**SHORT PROBLEM**
The listing below should be copied in full, word for word.

**RAW RECORDS**
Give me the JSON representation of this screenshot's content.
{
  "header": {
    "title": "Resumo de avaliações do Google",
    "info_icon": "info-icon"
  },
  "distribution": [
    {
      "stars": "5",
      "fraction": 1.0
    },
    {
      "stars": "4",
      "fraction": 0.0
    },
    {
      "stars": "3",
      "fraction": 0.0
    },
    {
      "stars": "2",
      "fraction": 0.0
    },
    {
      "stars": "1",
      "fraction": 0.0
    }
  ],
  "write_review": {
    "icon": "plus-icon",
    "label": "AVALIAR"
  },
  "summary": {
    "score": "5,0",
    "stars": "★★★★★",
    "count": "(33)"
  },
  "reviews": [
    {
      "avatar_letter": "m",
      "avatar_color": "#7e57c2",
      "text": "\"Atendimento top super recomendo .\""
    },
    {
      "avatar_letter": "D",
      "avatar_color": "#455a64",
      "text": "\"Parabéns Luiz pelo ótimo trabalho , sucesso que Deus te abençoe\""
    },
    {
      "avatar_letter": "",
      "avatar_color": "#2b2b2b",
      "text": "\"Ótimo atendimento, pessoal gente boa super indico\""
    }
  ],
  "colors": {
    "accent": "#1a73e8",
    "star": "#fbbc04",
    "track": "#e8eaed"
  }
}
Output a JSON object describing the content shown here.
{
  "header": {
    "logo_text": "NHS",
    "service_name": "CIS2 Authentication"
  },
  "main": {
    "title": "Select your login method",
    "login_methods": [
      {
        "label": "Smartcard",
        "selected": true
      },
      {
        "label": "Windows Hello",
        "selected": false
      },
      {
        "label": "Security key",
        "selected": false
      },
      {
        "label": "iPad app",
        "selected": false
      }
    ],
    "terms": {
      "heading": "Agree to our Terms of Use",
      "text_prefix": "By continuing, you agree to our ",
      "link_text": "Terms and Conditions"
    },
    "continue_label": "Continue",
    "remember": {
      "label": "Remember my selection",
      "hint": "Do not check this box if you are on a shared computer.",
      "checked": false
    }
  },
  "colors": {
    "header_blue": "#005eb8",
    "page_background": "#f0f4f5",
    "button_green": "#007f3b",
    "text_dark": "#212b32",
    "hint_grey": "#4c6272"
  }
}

**FINISHED TASK**
Give me the JSON representation of this screenshot's content.
{
  "header": {
    "title": "Resumo de avaliações do Google",
    "info_icon": "info-icon"
  },
  "distribution": [
    {
      "stars": "5",
      "fraction": 1.0
    },
    {
      "stars": "4",
      "fraction": 0.0
    },
    {
      "stars": "3",
      "fraction": 0.0
    },
    {
      "stars": "2",
      "fraction": 0.0
    },
    {
      "stars": "1",
      "fraction": 0.0
    }
  ],
  "write_review": {
    "icon": "plus-icon",
    "label": "AVALIAR"
  },
  "summary": {
    "score": "5,0",
    "stars": "★★★★★",
    "count": "(33)"
  },
  "reviews": [
    {
      "avatar_letter": "m",
      "avatar_color": "#7e57c2",
      "text": "\"Atendimento top super recomendo .\""
    },
    {
      "avatar_letter": "D",
      "avatar_color": "#455a64",
      "text": "\"Parabéns Luiz pelo ótimo trabalho , sucesso que Deus te abençoe\""
    },
    {
      "avatar_letter": "",
      "avatar_color": "#2b2b2b",
      "text": "\"Ótimo atendimento, pessoal gente boa super indico\""
    }
  ],
  "colors": {
    "accent": "#1a73e8",
    "star": "#fbbc04",
    "track": "#e8eaed"
  }
}
Output a JSON object describing the content shown here.
{
  "header": {
    "logo_text": "NHS",
    "service_name": "CIS2 Authentication"
  },
  "main": {
    "title": "Select your login method",
    "login_methods": [
      {
        "label": "Smartcard",
        "selected": true
      },
      {
        "label": "Windows Hello",
        "selected": false
      },
      {
        "label": "Security key",
        "selected": false
      },
      {
        "label": "iPad app",
        "selected": false
      }
    ],
    "terms": {
      "heading": "Agree to our Terms of Use",
      "text_prefix": "By continuing, you agree to our ",
      "link_text": "Terms and Conditions"
    },
    "continue_label": "Continue",
    "remember": {
      "label": "Remember my selection",
      "hint": "Do not check this box if you are on a shared computer.",
      "checked": false
    }
  },
  "colors": {
    "header_blue": "#005eb8",
    "page_background": "#f0f4f5",
    "button_green": "#007f3b",
    "text_dark": "#212b32",
    "hint_grey": "#4c6272"
  }
}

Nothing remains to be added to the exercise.